■ Work to do ■
Repeat each record exactly as written, and drop any images.

■ Stored data ■
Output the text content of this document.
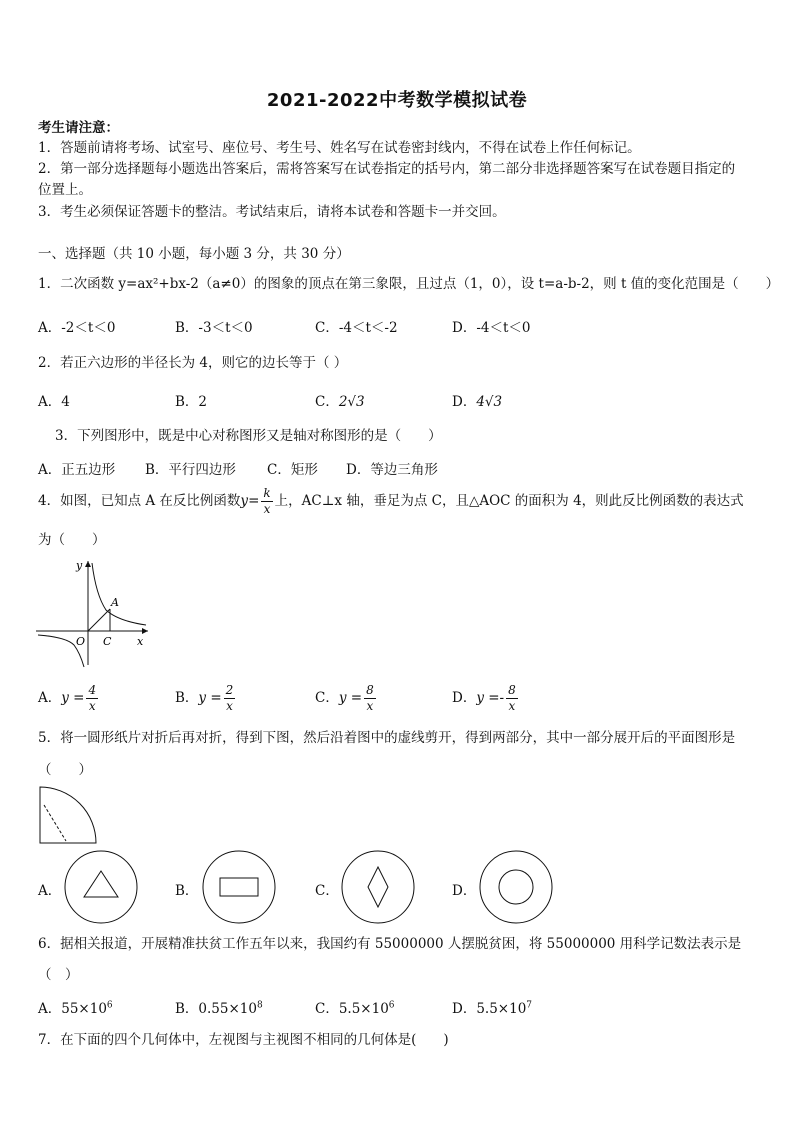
2021-2022中考数学模拟试卷
考生请注意：
1．答题前请将考场、试室号、座位号、考生号、姓名写在试卷密封线内，不得在试卷上作任何标记。
2．第一部分选择题每小题选出答案后，需将答案写在试卷指定的括号内，第二部分非选择题答案写在试卷题目指定的
位置上。
3．考生必须保证答题卡的整洁。考试结束后，请将本试卷和答题卡一并交回。
一、选择题（共 10 小题，每小题 3 分，共 30 分）
1．二次函数 y=ax²+bx-2（a≠0）的图象的顶点在第三象限，且过点（1，0），设 t=a-b-2，则 t 值的变化范围是（　　）
A．-2＜t＜0	B．-3＜t＜0	C．-4＜t＜-2	D．-4＜t＜0
2．若正六边形的半径长为 4，则它的边长等于（ ）
A．4	B．2	C．2√3	D．4√3
3．下列图形中，既是中心对称图形又是轴对称图形的是（　　）
A．正五边形 B．平行四边形 C．矩形 D．等边三角形
4．如图，已知点 A 在反比例函数$y= \frac{k}{x}$ 上，AC⊥x 轴，垂足为点 C，且△AOC 的面积为 4，则此反比例函数的表达式
为（　　）
y
x
O C
A
A．$y = \frac{4}{x}$	B．$y = \frac{2}{x}$	C．$y = \frac{8}{x}$	D．$y =- \frac{8}{x}$
5．将一圆形纸片对折后再对折，得到下图，然后沿着图中的虚线剪开，得到两部分，其中一部分展开后的平面图形是
（　　）
A．	B．	C．	D．
6．据相关报道，开展精准扶贫工作五年以来，我国约有 55000000 人摆脱贫困，将 55000000 用科学记数法表示是
（　）
A．$55\times 10^6$	B．$0.55\times 10^8$	C．$5.5\times 10^6$	D．$5.5\times 10^7$
7．在下面的四个几何体中，左视图与主视图不相同的几何体是(　　)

■ Full answer ■
Output the text content of this document.
2021-2022中考数学模拟试卷
考生请注意：
1．答题前请将考场、试室号、座位号、考生号、姓名写在试卷密封线内，不得在试卷上作任何标记。
2．第一部分选择题每小题选出答案后，需将答案写在试卷指定的括号内，第二部分非选择题答案写在试卷题目指定的
位置上。
3．考生必须保证答题卡的整洁。考试结束后，请将本试卷和答题卡一并交回。
一、选择题（共 10 小题，每小题 3 分，共 30 分）
1．二次函数 y=ax²+bx-2（a≠0）的图象的顶点在第三象限，且过点（1，0），设 t=a-b-2，则 t 值的变化范围是（　　）
A．-2＜t＜0	B．-3＜t＜0	C．-4＜t＜-2	D．-4＜t＜0
2．若正六边形的半径长为 4，则它的边长等于（ ）
A．4	B．2	C．2√3	D．4√3
3．下列图形中，既是中心对称图形又是轴对称图形的是（　　）
A．正五边形 B．平行四边形 C．矩形 D．等边三角形
4．如图，已知点 A 在反比例函数$y= \frac{k}{x}$ 上，AC⊥x 轴，垂足为点 C，且△AOC 的面积为 4，则此反比例函数的表达式
为（　　）
y
x
O C
A
A．$y = \frac{4}{x}$	B．$y = \frac{2}{x}$	C．$y = \frac{8}{x}$	D．$y =- \frac{8}{x}$
5．将一圆形纸片对折后再对折，得到下图，然后沿着图中的虚线剪开，得到两部分，其中一部分展开后的平面图形是
（　　）
A．	B．	C．	D．
6．据相关报道，开展精准扶贫工作五年以来，我国约有 55000000 人摆脱贫困，将 55000000 用科学记数法表示是
（　）
A．$55\times 10^6$	B．$0.55\times 10^8$	C．$5.5\times 10^6$	D．$5.5\times 10^7$
7．在下面的四个几何体中，左视图与主视图不相同的几何体是(　　)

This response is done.